» **EXERCISE DIRECTIONS**
Scan the material that follows. Copy every line containing the word "Great".

[Dataset entries]
>> BEGIN

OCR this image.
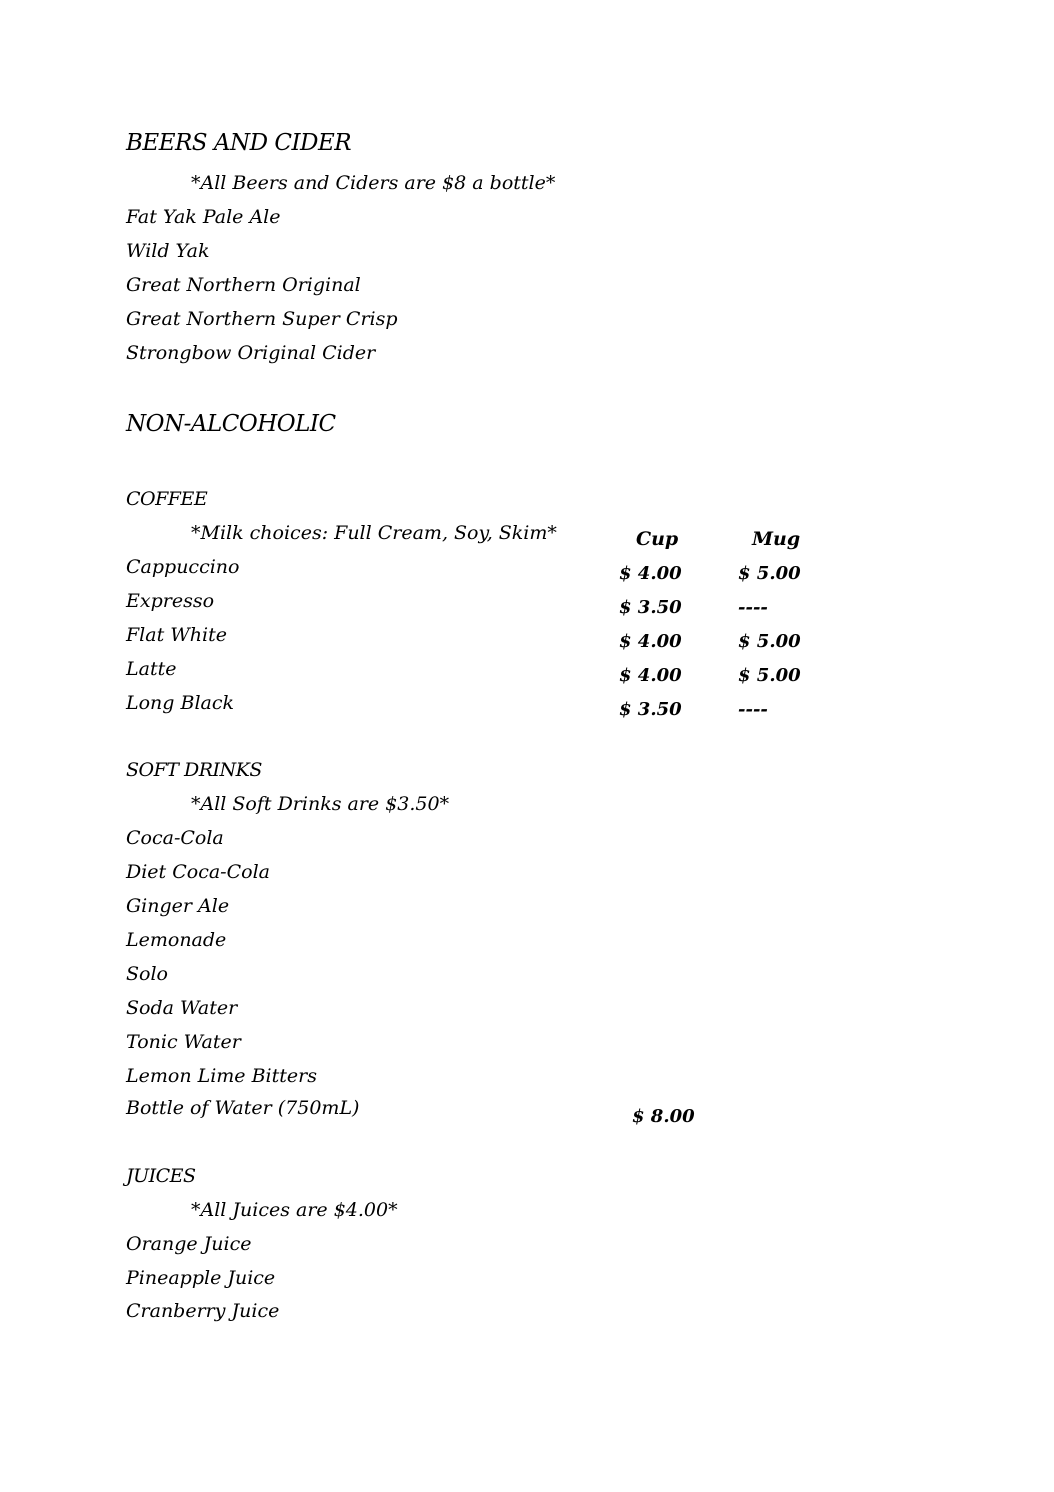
BEERS AND CIDER
*All Beers and Ciders are $8 a bottle*
Fat Yak Pale Ale
Wild Yak
Great Northern Original
Great Northern Super Crisp
Strongbow Original Cider
NON-ALCOHOLIC
COFFEE
*Milk choices: Full Cream, Soy, Skim*	Cup	Mug
Cappuccino	$ 4.00	$ 5.00
Expresso	$ 3.50	----
Flat White	$ 4.00	$ 5.00
Latte	$ 4.00	$ 5.00
Long Black	$ 3.50	----
SOFT DRINKS
*All Soft Drinks are $3.50*
Coca-Cola
Diet Coca-Cola
Ginger Ale
Lemonade
Solo
Soda Water
Tonic Water
Lemon Lime Bitters
Bottle of Water (750mL)	$ 8.00
JUICES
*All Juices are $4.00*
Orange Juice
Pineapple Juice
Cranberry Juice
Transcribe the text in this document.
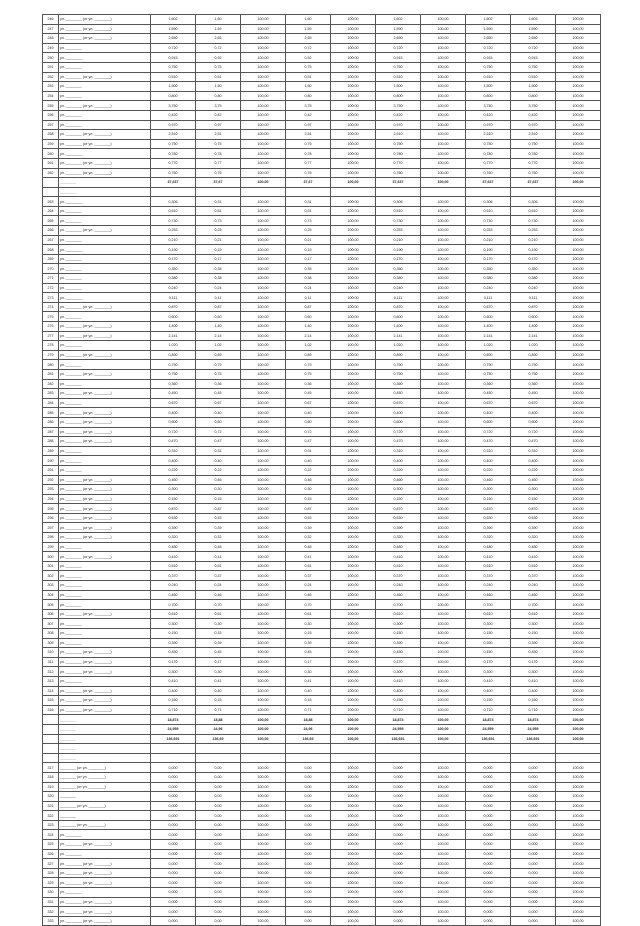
246	ул. ________ (от ул. ________)	1,602	1,60	100,00	1,60	100,00	1,602	100,00	1,602	1,603	100,00
247	ул. ________ (от ул. ________)	1,590	1,59	100,00	1,59	100,00	1,590	100,00	1,590	1,590	100,00
248	ул. ________ (от ул. ________)	2,650	2,65	100,00	2,65	100,00	2,650	100,00	2,650	2,650	100,00
249	ул. ________	0,720	0,72	100,00	0,72	100,00	0,720	100,00	0,720	0,720	100,00
250	ул. ________	0,915	0,92	100,00	0,92	100,00	0,915	100,00	0,915	0,915	100,00
251	ул. ________	0,750	0,75	100,00	0,75	100,00	0,750	100,00	0,750	0,750	100,00
252	ул. ________ (от ул. ________)	0,510	0,51	100,00	0,51	100,00	0,510	100,00	0,510	0,510	100,00
253	ул. ________	1,500	1,50	100,00	1,50	100,00	1,500	100,00	1,500	1,500	100,00
254	ул. ________	0,800	0,80	100,00	0,80	100,00	0,800	100,00	0,800	0,800	100,00
255	ул. ________ (от ул. ________)	3,750	3,75	100,00	3,75	100,00	3,750	100,00	3,750	3,750	100,00
256	ул. ________	0,420	0,42	100,00	0,42	100,00	0,420	100,00	0,420	0,420	100,00
257	ул. ________	0,970	0,97	100,00	0,97	100,00	0,970	100,00	0,970	0,970	100,00
258	ул. ________ (от ул. ________)	2,510	2,51	100,00	2,51	100,00	2,510	100,00	2,510	2,510	100,00
259	ул. ________ (от ул. ________)	0,750	0,75	100,00	0,75	100,00	0,750	100,00	0,750	0,750	100,00
260	ул. ________	0,780	0,78	100,00	0,78	100,00	0,780	100,00	0,780	0,780	100,00
261	ул. ________ (от ул. ________)	0,770	0,77	100,00	0,77	100,00	0,770	100,00	0,770	0,770	100,00
262	ул. ________ (от ул. ________)	0,760	0,76	100,00	0,76	100,00	0,760	100,00	0,760	0,760	100,00
	________	37,637	37,67	100,00	37,67	100,00	37,637	100,00	37,637	37,637	100,00
	________										
263	ул. ________	0,306	0,31	100,00	0,31	100,00	0,306	100,00	0,306	0,306	100,00
264	ул. ________	0,510	0,51	100,00	0,51	100,00	0,510	100,00	0,510	0,510	100,00
265	ул. ________	0,730	0,73	100,00	0,73	100,00	0,730	100,00	0,730	0,730	100,00
266	ул. ________ (от ул. ________)	0,253	0,25	100,00	0,25	100,00	0,253	100,00	0,253	0,253	100,00
267	ул. ________	0,210	0,21	100,00	0,21	100,00	0,210	100,00	0,210	0,210	100,00
268	ул. ________	0,190	0,19	100,00	0,19	100,00	0,190	100,00	0,190	0,190	100,00
269	ул. ________	0,170	0,17	100,00	0,17	100,00	0,170	100,00	0,170	0,170	100,00
270	ул. ________	0,350	0,35	100,00	0,35	100,00	0,350	100,00	0,350	0,350	100,00
271	ул. ________	0,380	0,38	100,00	0,38	100,00	0,380	100,00	0,380	0,380	100,00
272	ул. ________	0,240	0,24	100,00	0,24	100,00	0,240	100,00	0,240	0,240	100,00
273	ул. ________	0,111	0,11	100,00	0,11	100,00	0,111	100,00	0,111	0,111	100,00
274	ул. ________ (от ул. ________)	0,870	0,87	100,00	0,87	100,00	0,870	100,00	0,870	0,870	100,00
275	ул. ________	0,600	0,60	100,00	0,60	100,00	0,600	100,00	0,600	0,600	100,00
276	ул. ________ (от ул. ________)	1,400	1,40	100,00	1,40	100,00	1,400	100,00	1,400	1,400	100,00
277	ул. ________ (от ул. ________)	2,141	2,14	100,00	2,14	100,00	2,141	100,00	2,141	2,141	100,00
278	ул. ________	1,020	1,02	100,00	1,02	100,00	1,020	100,00	1,020	1,020	100,00
279	ул. ________ (от ул. ________)	0,890	0,89	100,00	0,89	100,00	0,890	100,00	0,890	0,890	100,00
280	ул. ________	0,790	0,79	100,00	0,79	100,00	0,790	100,00	0,790	0,790	100,00
281	ул. ________ (от ул. ________)	0,750	0,75	100,00	0,75	100,00	0,750	100,00	0,750	0,750	100,00
282	ул. ________	0,360	0,36	100,00	0,36	100,00	0,360	100,00	0,360	0,360	100,00
283	ул. ________ (от ул. ________)	0,450	0,45	100,00	0,45	100,00	0,450	100,00	0,450	0,450	100,00
284	ул. ________	0,670	0,67	100,00	0,67	100,00	0,670	100,00	0,670	0,670	100,00
285	ул. ________ (от ул. ________)	0,400	0,40	100,00	0,40	100,00	0,400	100,00	0,400	0,400	100,00
286	ул. ________ (от ул. ________)	0,600	0,60	100,00	0,60	100,00	0,600	100,00	0,600	0,600	100,00
287	ул. ________ (от ул. ________)	0,720	0,72	100,00	0,72	100,00	0,720	100,00	0,720	0,720	100,00
288	ул. ________ (от ул. ________)	0,470	0,47	100,00	0,47	100,00	0,470	100,00	0,470	0,470	100,00
289	ул. ________	0,310	0,31	100,00	0,31	100,00	0,310	100,00	0,310	0,310	100,00
290	ул. ________	0,400	0,40	100,00	0,40	100,00	0,400	100,00	0,400	0,400	100,00
291	ул. ________	0,220	0,22	100,00	0,22	100,00	0,220	100,00	0,220	0,220	100,00
292	ул. ________ (от ул. ________)	0,460	0,46	100,00	0,46	100,00	0,460	100,00	0,460	0,460	100,00
293	ул. ________ (от ул. ________)	0,300	0,30	100,00	0,30	100,00	0,300	100,00	0,300	0,300	100,00
294	ул. ________ (от ул. ________)	0,150	0,15	100,00	0,15	100,00	0,150	100,00	0,150	0,150	100,00
295	ул. ________ (от ул. ________)	0,870	0,87	100,00	0,87	100,00	0,870	100,00	0,870	0,870	100,00
296	ул. ________ (от ул. ________)	0,530	0,53	100,00	0,53	100,00	0,530	100,00	0,530	0,530	100,00
297	ул. ________ (от ул. ________)	0,390	0,39	100,00	0,39	100,00	0,390	100,00	0,390	0,390	100,00
298	ул. ________ (от ул. ________)	0,320	0,32	100,00	0,32	100,00	0,320	100,00	0,320	0,320	100,00
299	ул. ________	0,480	0,48	100,00	0,48	100,00	0,480	100,00	0,480	0,480	100,00
300	ул. ________ (от ул. ________)	0,410	0,41	100,00	0,41	100,00	0,410	100,00	0,410	0,410	100,00
301	ул. ________	0,510	0,51	100,00	0,51	100,00	0,510	100,00	0,510	0,510	100,00
302	ул. ________	0,370	0,37	100,00	0,37	100,00	0,370	100,00	0,370	0,370	100,00
303	ул. ________	0,240	0,24	100,00	0,24	100,00	0,240	100,00	0,240	0,240	100,00
304	ул. ________	0,460	0,46	100,00	0,46	100,00	0,460	100,00	0,460	0,460	100,00
305	ул. ________	0,700	0,70	100,00	0,70	100,00	0,700	100,00	0,700	0,700	100,00
306	ул. ________ (от ул. ________)	0,610	0,61	100,00	0,61	100,00	0,610	100,00	0,610	0,610	100,00
307	ул. ________	0,300	0,30	100,00	0,30	100,00	0,300	100,00	0,300	0,300	100,00
308	ул. ________	0,150	0,15	100,00	0,15	100,00	0,150	100,00	0,150	0,150	100,00
309	ул. ________	0,390	0,39	100,00	0,39	100,00	0,390	100,00	0,390	0,390	100,00
310	ул. ________ (от ул. ________)	0,450	0,45	100,00	0,45	100,00	0,450	100,00	0,450	0,450	100,00
311	ул. ________ (от ул. ________)	0,170	0,17	100,00	0,17	100,00	0,170	100,00	0,170	0,170	100,00
312	ул. ________ (от ул. ________)	0,300	0,30	100,00	0,30	100,00	0,300	100,00	0,300	0,300	100,00
313	ул. ________	0,410	0,41	100,00	0,41	100,00	0,410	100,00	0,410	0,410	100,00
314	ул. ________ (от ул. ________)	0,400	0,40	100,00	0,40	100,00	0,400	100,00	0,400	0,400	100,00
315	ул. ________ (от ул. ________)	0,150	0,15	100,00	0,15	100,00	0,150	100,00	0,150	0,150	100,00
316	ул. ________ (от ул. ________)	0,710	0,71	100,00	0,71	100,00	0,710	100,00	0,710	0,710	100,00
	________	18,874	18,88	100,00	18,88	100,00	18,874	100,00	18,874	18,874	100,00
	________	24,959	24,96	100,00	24,96	100,00	24,959	100,00	24,959	24,959	100,00
	________	136,691	136,69	100,00	136,69	100,00	136,691	100,00	136,691	136,691	100,00
	________										
	________										
317	________ (от ул. ________)	0,000	0,00	100,00	0,00	100,00	0,000	100,00	0,000	0,000	100,00
318	________ (от ул. ________)	0,000	0,00	100,00	0,00	100,00	0,000	100,00	0,000	0,000	100,00
319	________ (от ул. ________)	0,000	0,00	100,00	0,00	100,00	0,000	100,00	0,000	0,000	100,00
320	________	0,000	0,00	100,00	0,00	100,00	0,000	100,00	0,000	0,000	100,00
321	________ (от ул. ________)	0,000	0,00	100,00	0,00	100,00	0,000	100,00	0,000	0,000	100,00
322	________	0,000	0,00	100,00	0,00	100,00	0,000	100,00	0,000	0,000	100,00
323	________ (от ул. ________)	0,000	0,00	100,00	0,00	100,00	0,000	100,00	0,000	0,000	100,00
324	ул. ________	0,000	0,00	100,00	0,00	100,00	0,000	100,00	0,000	0,000	100,00
325	ул. ________ (от ул. ________)	0,000	0,00	100,00	0,00	100,00	0,000	100,00	0,000	0,000	100,00
326	ул. ________	0,000	0,00	100,00	0,00	100,00	0,000	100,00	0,000	0,000	100,00
327	ул. ________ (от ул. ________)	0,000	0,00	100,00	0,00	100,00	0,000	100,00	0,000	0,000	100,00
328	ул. ________ (от ул. ________)	0,000	0,00	100,00	0,00	100,00	0,000	100,00	0,000	0,000	100,00
329	ул. ________ (от ул. ________)	0,000	0,00	100,00	0,00	100,00	0,000	100,00	0,000	0,000	100,00
330	ул. ________	0,000	0,00	100,00	0,00	100,00	0,000	100,00	0,000	0,000	100,00
331	ул. ________ (от ул. ________)	0,000	0,00	100,00	0,00	100,00	0,000	100,00	0,000	0,000	100,00
332	ул. ________ (от ул. ________)	0,000	0,00	100,00	0,00	100,00	0,000	100,00	0,000	0,000	100,00
333	ул. ________ (от ул. ________)	0,000	0,00	100,00	0,00	100,00	0,000	100,00	0,000	0,000	100,00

>> END

» **EXERCISE OUTPUT**
Great Northern Original
Great Northern Super Crisp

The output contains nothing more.